> **Instruction**
Copy out every line of the records below word for word, but leave out the pictures.

> **Extracted entries**

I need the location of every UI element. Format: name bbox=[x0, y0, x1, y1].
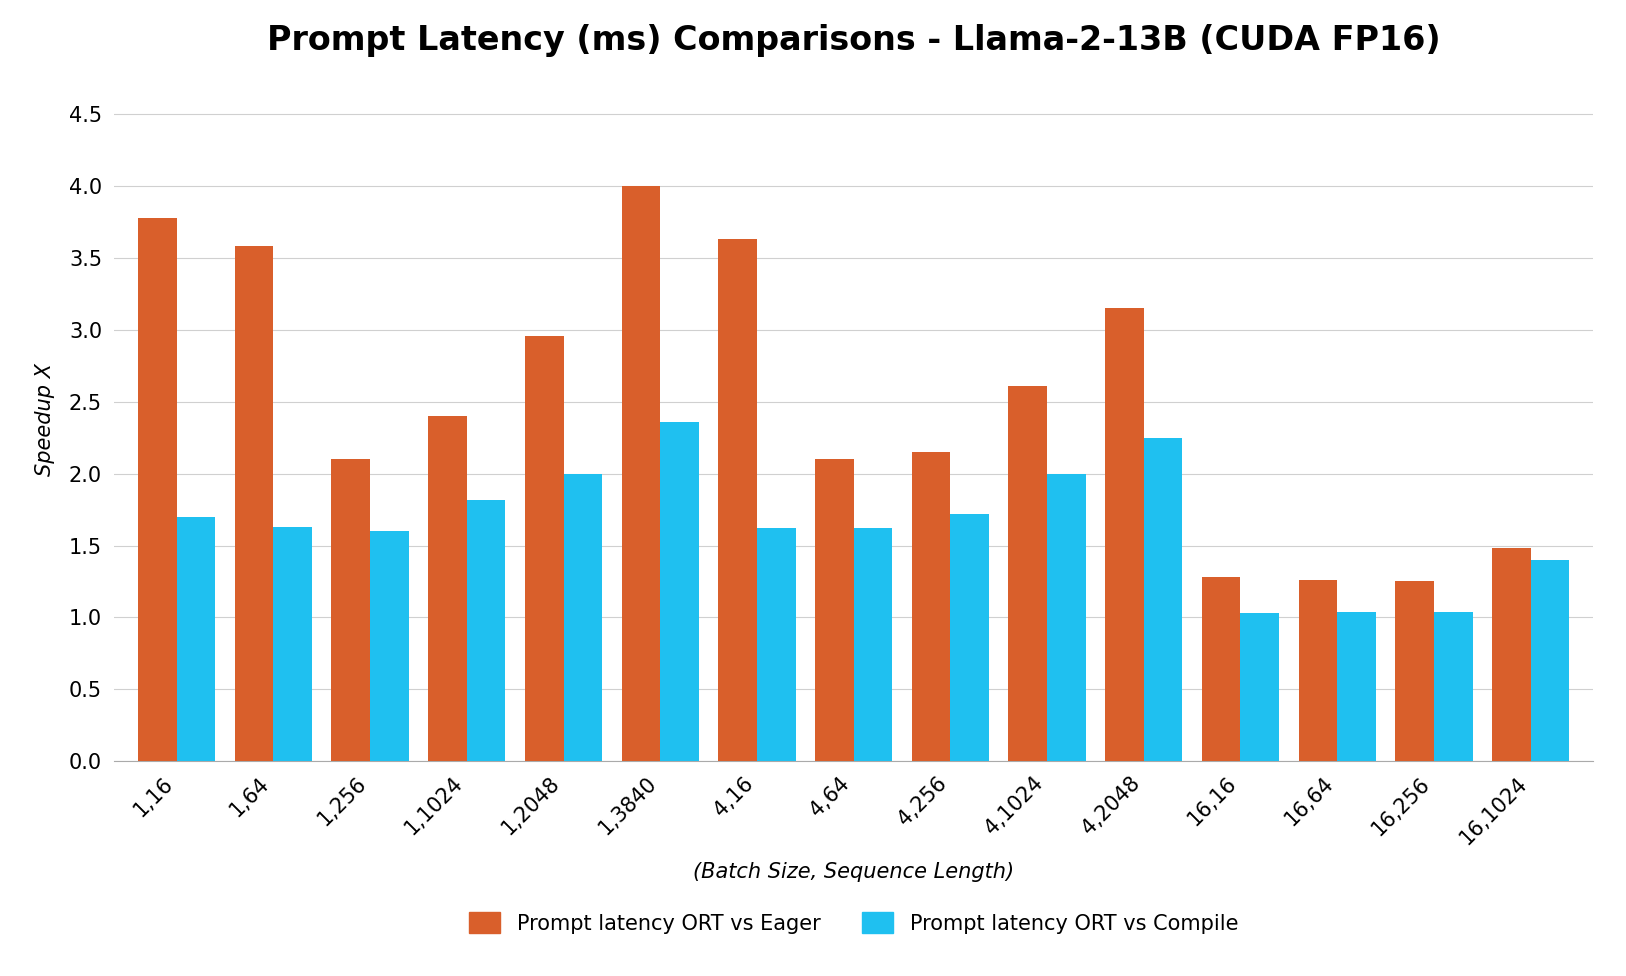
Bar bbox=[1299, 580, 1337, 761]
Bar bbox=[273, 527, 312, 761]
Bar bbox=[177, 516, 215, 761]
Bar bbox=[332, 460, 371, 761]
Bar bbox=[564, 473, 602, 761]
Bar bbox=[815, 460, 854, 761]
X-axis label: (Batch Size, Sequence Length): (Batch Size, Sequence Length) bbox=[693, 862, 1015, 882]
Bar bbox=[1106, 308, 1143, 761]
Bar bbox=[719, 239, 758, 761]
Bar bbox=[950, 514, 989, 761]
Bar bbox=[912, 452, 950, 761]
Bar bbox=[1202, 577, 1241, 761]
Title: Prompt Latency (ms) Comparisons - Llama-2-13B (CUDA FP16): Prompt Latency (ms) Comparisons - Llama-… bbox=[267, 24, 1441, 58]
Bar bbox=[1337, 612, 1376, 761]
Bar bbox=[758, 528, 795, 761]
Bar bbox=[1530, 560, 1569, 761]
Bar bbox=[1395, 582, 1434, 761]
Bar bbox=[525, 336, 564, 761]
Bar bbox=[1008, 386, 1047, 761]
Bar bbox=[621, 186, 660, 761]
Bar bbox=[467, 500, 506, 761]
Bar bbox=[371, 531, 408, 761]
Bar bbox=[660, 422, 699, 761]
Bar bbox=[1493, 549, 1530, 761]
Bar bbox=[1434, 612, 1473, 761]
Bar bbox=[234, 246, 273, 761]
Bar bbox=[138, 218, 177, 761]
Bar bbox=[428, 416, 467, 761]
Bar bbox=[854, 528, 893, 761]
Bar bbox=[1241, 613, 1280, 761]
Bar bbox=[1143, 437, 1182, 761]
Legend: Prompt latency ORT vs Eager, Prompt latency ORT vs Compile: Prompt latency ORT vs Eager, Prompt late… bbox=[460, 904, 1247, 942]
Y-axis label: Speedup X: Speedup X bbox=[36, 363, 55, 476]
Bar bbox=[1047, 473, 1086, 761]
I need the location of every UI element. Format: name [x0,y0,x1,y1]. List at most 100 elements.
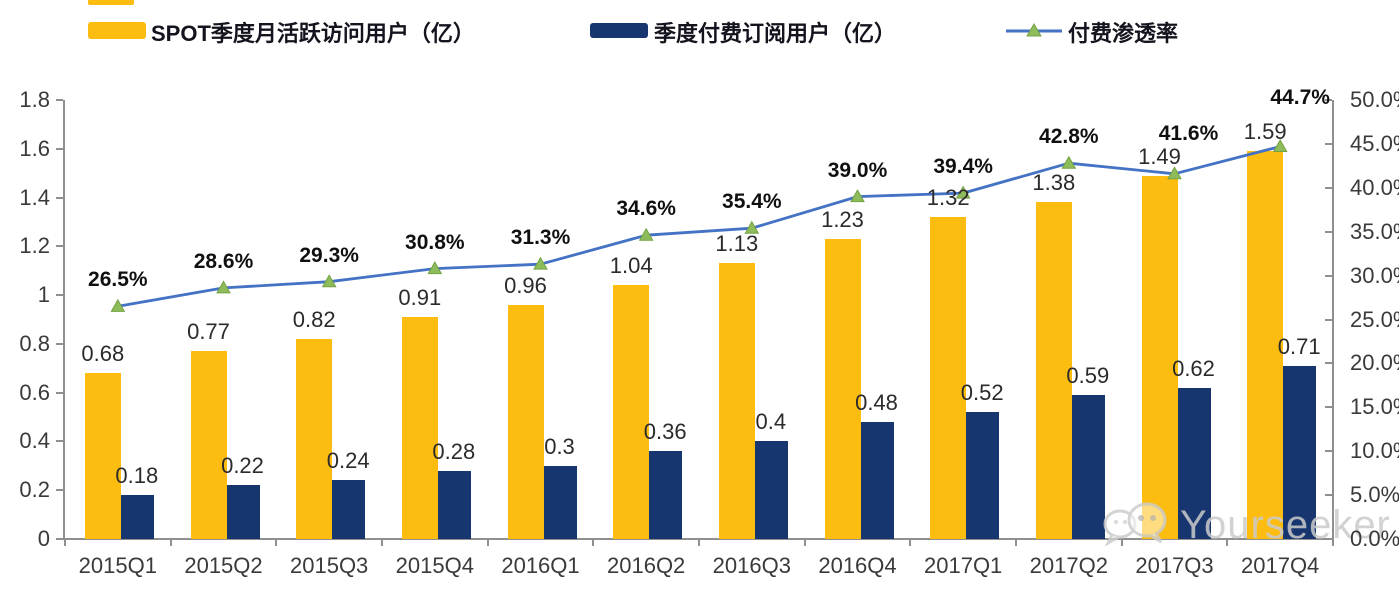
x-axis-tick [592,539,595,546]
subscribers-value-label: 0.71 [1277,333,1321,359]
left-axis-tick-label: 0 [37,526,50,551]
subscribers-value-label: 0.22 [221,453,264,479]
left-axis-tick-label: 0.8 [19,330,50,356]
subscribers-bar [120,495,154,539]
x-axis-tick [64,539,66,546]
left-axis-tick-label: 0.6 [19,379,50,405]
x-category-label: 2016Q2 [607,553,686,578]
subscribers-value-label: 0.28 [432,438,476,464]
mau-value-label: 0.91 [398,285,442,311]
mau-value-label: 0.77 [187,319,230,345]
right-axis-line [1332,100,1334,540]
mau-bar [507,304,544,539]
subscribers-bar [754,441,788,539]
right-axis-tick-label: 25.0% [1350,306,1399,332]
x-axis-tick [486,539,489,546]
left-axis-tick [56,391,63,394]
penetration-pct-label: 41.6% [1158,121,1219,145]
line-marker-triangle [216,280,231,294]
x-category-label: 2015Q4 [395,553,474,578]
mau-value-label: 0.68 [81,341,125,367]
x-axis-tick [909,539,912,546]
right-axis-tick [1325,318,1332,321]
subscribers-bar [860,421,894,539]
mau-bar [718,263,755,539]
left-axis-tick-label: 1.4 [19,184,50,210]
x-category-label: 2017Q2 [1029,553,1108,578]
line-marker-triangle [110,298,126,312]
subscribers-value-label: 0.62 [1172,355,1215,381]
x-axis-tick [275,539,278,546]
right-axis-tick [1325,274,1332,277]
x-category-label: 2017Q1 [924,553,1003,578]
right-axis-tick [1325,406,1332,409]
penetration-pct-label: 35.4% [722,190,782,214]
mau-bar [84,373,121,539]
subscribers-value-label: 0.18 [115,463,159,489]
left-axis-tick [56,342,63,345]
line-marker-triangle [321,274,337,288]
right-axis-tick [1325,186,1332,189]
mau-bar [296,339,333,539]
mau-legend-swatch [88,22,146,39]
left-axis-tick [56,294,63,297]
penetration-pct-label: 39.4% [933,155,993,179]
right-axis-tick-label: 45.0% [1350,130,1399,156]
x-axis-tick [169,539,172,546]
penetration-pct-label: 44.7% [1270,85,1330,109]
subscribers-legend-swatch [590,23,648,38]
mau-legend-label: SPOT季度月活跃访问用户（亿） [151,21,475,46]
penetration-pct-label: 31.3% [510,226,571,250]
left-axis-tick [56,489,63,492]
mau-value-label: 1.32 [926,185,970,211]
left-axis-tick-label: 1 [37,282,50,308]
left-axis-tick-label: 0.4 [19,428,50,454]
left-axis-tick [56,440,63,443]
line-marker-triangle [850,189,865,203]
subscribers-bar [1283,365,1317,539]
subscribers-value-label: 0.52 [960,380,1004,406]
subscribers-bar [1177,387,1211,539]
mau-value-label: 1.04 [609,253,653,279]
right-axis-tick-label: 40.0% [1350,174,1399,200]
right-axis-tick [1325,230,1332,233]
penetration-line-legend-marker [1005,21,1063,46]
subscribers-value-label: 0.48 [855,389,898,415]
legend-swatch-crop-artifact [88,0,134,5]
mau-bar [401,317,438,539]
right-axis-tick [1325,142,1332,145]
subscribers-legend-label: 季度付费订阅用户（亿） [654,21,897,46]
right-axis-tick-label: 5.0% [1350,482,1399,508]
x-axis-tick [803,539,806,546]
subscribers-bar [966,412,1000,539]
x-axis-tick [1332,539,1334,546]
right-axis-tick [1325,450,1332,453]
left-axis-tick-label: 1.2 [19,233,50,259]
x-category-label: 2017Q4 [1241,553,1320,578]
mau-bar [930,217,967,539]
subscribers-value-label: 0.24 [326,448,370,474]
subscribers-value-label: 0.3 [544,433,575,459]
x-axis-tick [1015,539,1017,546]
x-category-label: 2015Q1 [78,553,157,578]
subscribers-value-label: 0.4 [755,409,787,435]
subscribers-bar [226,485,260,539]
x-axis-tick [1120,539,1123,546]
right-axis-tick-label: 15.0% [1350,394,1399,420]
mau-bar [613,285,650,539]
mau-bar [190,351,227,539]
x-axis-tick [1226,539,1229,546]
x-category-label: 2015Q2 [184,553,263,578]
penetration-pct-label: 42.8% [1039,125,1099,149]
line-marker-triangle [1061,155,1077,169]
x-category-label: 2016Q1 [501,553,580,578]
line-marker-triangle [427,261,443,275]
x-category-label: 2016Q3 [712,553,791,578]
watermark-text: Yourseeker [1180,503,1391,547]
left-axis-tick [56,538,63,540]
right-axis-tick [1325,538,1332,540]
subscribers-value-label: 0.59 [1066,363,1110,389]
right-axis-tick-label: 50.0% [1350,87,1399,112]
right-axis-tick [1325,362,1332,365]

> **The output**
I need the location of every UI element. Format: name bbox=[x0, y0, x1, y1].
Bar bbox=[1299, 580, 1337, 761]
Bar bbox=[273, 527, 312, 761]
Bar bbox=[177, 516, 215, 761]
Bar bbox=[332, 460, 371, 761]
Bar bbox=[564, 473, 602, 761]
Bar bbox=[815, 460, 854, 761]
X-axis label: (Batch Size, Sequence Length): (Batch Size, Sequence Length) bbox=[693, 862, 1015, 882]
Bar bbox=[1106, 308, 1143, 761]
Bar bbox=[719, 239, 758, 761]
Bar bbox=[950, 514, 989, 761]
Bar bbox=[912, 452, 950, 761]
Bar bbox=[1202, 577, 1241, 761]
Title: Prompt Latency (ms) Comparisons - Llama-2-13B (CUDA FP16): Prompt Latency (ms) Comparisons - Llama-… bbox=[267, 24, 1441, 58]
Bar bbox=[1337, 612, 1376, 761]
Bar bbox=[758, 528, 795, 761]
Bar bbox=[1530, 560, 1569, 761]
Bar bbox=[1395, 582, 1434, 761]
Bar bbox=[525, 336, 564, 761]
Bar bbox=[1008, 386, 1047, 761]
Bar bbox=[621, 186, 660, 761]
Bar bbox=[467, 500, 506, 761]
Bar bbox=[371, 531, 408, 761]
Bar bbox=[660, 422, 699, 761]
Bar bbox=[1493, 549, 1530, 761]
Bar bbox=[1434, 612, 1473, 761]
Bar bbox=[234, 246, 273, 761]
Bar bbox=[138, 218, 177, 761]
Bar bbox=[428, 416, 467, 761]
Bar bbox=[854, 528, 893, 761]
Bar bbox=[1241, 613, 1280, 761]
Bar bbox=[1143, 437, 1182, 761]
Legend: Prompt latency ORT vs Eager, Prompt latency ORT vs Compile: Prompt latency ORT vs Eager, Prompt late… bbox=[460, 904, 1247, 942]
Y-axis label: Speedup X: Speedup X bbox=[36, 363, 55, 476]
Bar bbox=[1047, 473, 1086, 761]
I need the location of every UI element. Format: name [x0,y0,x1,y1]. List at most 100 elements.
x-axis-tick [592,539,595,546]
subscribers-value-label: 0.71 [1277,333,1321,359]
left-axis-tick-label: 0 [37,526,50,551]
subscribers-value-label: 0.22 [221,453,264,479]
left-axis-tick-label: 0.8 [19,330,50,356]
subscribers-bar [120,495,154,539]
x-axis-tick [64,539,66,546]
left-axis-tick-label: 0.6 [19,379,50,405]
x-category-label: 2016Q2 [607,553,686,578]
subscribers-value-label: 0.28 [432,438,476,464]
mau-value-label: 0.91 [398,285,442,311]
mau-value-label: 0.77 [187,319,230,345]
right-axis-line [1332,100,1334,540]
mau-bar [507,304,544,539]
subscribers-bar [754,441,788,539]
right-axis-tick-label: 25.0% [1350,306,1399,332]
x-axis-tick [486,539,489,546]
left-axis-tick [56,391,63,394]
penetration-pct-label: 41.6% [1158,121,1219,145]
line-marker-triangle [216,280,231,294]
x-category-label: 2015Q4 [395,553,474,578]
mau-value-label: 0.68 [81,341,125,367]
x-axis-tick [909,539,912,546]
right-axis-tick [1325,318,1332,321]
subscribers-bar [860,421,894,539]
mau-bar [718,263,755,539]
left-axis-tick-label: 1.4 [19,184,50,210]
x-category-label: 2017Q2 [1029,553,1108,578]
line-marker-triangle [110,298,126,312]
subscribers-value-label: 0.62 [1172,355,1215,381]
x-axis-tick [275,539,278,546]
right-axis-tick [1325,274,1332,277]
x-category-label: 2017Q1 [924,553,1003,578]
right-axis-tick [1325,406,1332,409]
penetration-pct-label: 35.4% [722,190,782,214]
mau-bar [84,373,121,539]
subscribers-value-label: 0.18 [115,463,159,489]
left-axis-tick [56,342,63,345]
line-marker-triangle [321,274,337,288]
right-axis-tick [1325,186,1332,189]
mau-bar [296,339,333,539]
mau-legend-swatch [88,22,146,39]
left-axis-tick [56,294,63,297]
penetration-pct-label: 39.4% [933,155,993,179]
right-axis-tick-label: 45.0% [1350,130,1399,156]
x-axis-tick [169,539,172,546]
penetration-pct-label: 44.7% [1270,85,1330,109]
subscribers-legend-swatch [590,23,648,38]
mau-legend-label: SPOT季度月活跃访问用户（亿） [151,21,475,46]
penetration-pct-label: 31.3% [510,226,571,250]
left-axis-tick [56,489,63,492]
mau-value-label: 1.32 [926,185,970,211]
left-axis-tick-label: 1 [37,282,50,308]
left-axis-tick-label: 0.4 [19,428,50,454]
left-axis-tick [56,440,63,443]
line-marker-triangle [850,189,865,203]
subscribers-bar [1283,365,1317,539]
subscribers-value-label: 0.52 [960,380,1004,406]
subscribers-bar [1177,387,1211,539]
mau-value-label: 1.04 [609,253,653,279]
right-axis-tick-label: 40.0% [1350,174,1399,200]
right-axis-tick [1325,230,1332,233]
penetration-line-legend-marker [1005,21,1063,46]
subscribers-value-label: 0.48 [855,389,898,415]
legend-swatch-crop-artifact [88,0,134,5]
mau-bar [401,317,438,539]
right-axis-tick [1325,142,1332,145]
subscribers-legend-label: 季度付费订阅用户（亿） [654,21,897,46]
right-axis-tick-label: 5.0% [1350,482,1399,508]
x-axis-tick [803,539,806,546]
subscribers-bar [966,412,1000,539]
x-axis-tick [1332,539,1334,546]
right-axis-tick [1325,450,1332,453]
left-axis-tick-label: 1.2 [19,233,50,259]
x-category-label: 2017Q4 [1241,553,1320,578]
mau-bar [930,217,967,539]
subscribers-value-label: 0.24 [326,448,370,474]
subscribers-value-label: 0.3 [544,433,575,459]
x-axis-tick [1015,539,1017,546]
x-category-label: 2015Q1 [78,553,157,578]
subscribers-value-label: 0.4 [755,409,787,435]
subscribers-bar [226,485,260,539]
x-axis-tick [1120,539,1123,546]
right-axis-tick-label: 15.0% [1350,394,1399,420]
mau-bar [613,285,650,539]
mau-bar [190,351,227,539]
x-axis-tick [1226,539,1229,546]
x-category-label: 2015Q2 [184,553,263,578]
penetration-pct-label: 42.8% [1039,125,1099,149]
line-marker-triangle [1061,155,1077,169]
x-category-label: 2016Q1 [501,553,580,578]
line-marker-triangle [427,261,443,275]
x-category-label: 2016Q3 [712,553,791,578]
watermark-text: Yourseeker [1180,503,1391,547]
left-axis-tick [56,538,63,540]
right-axis-tick [1325,538,1332,540]
subscribers-value-label: 0.59 [1066,363,1110,389]
right-axis-tick-label: 50.0% [1350,87,1399,112]
right-axis-tick [1325,362,1332,365]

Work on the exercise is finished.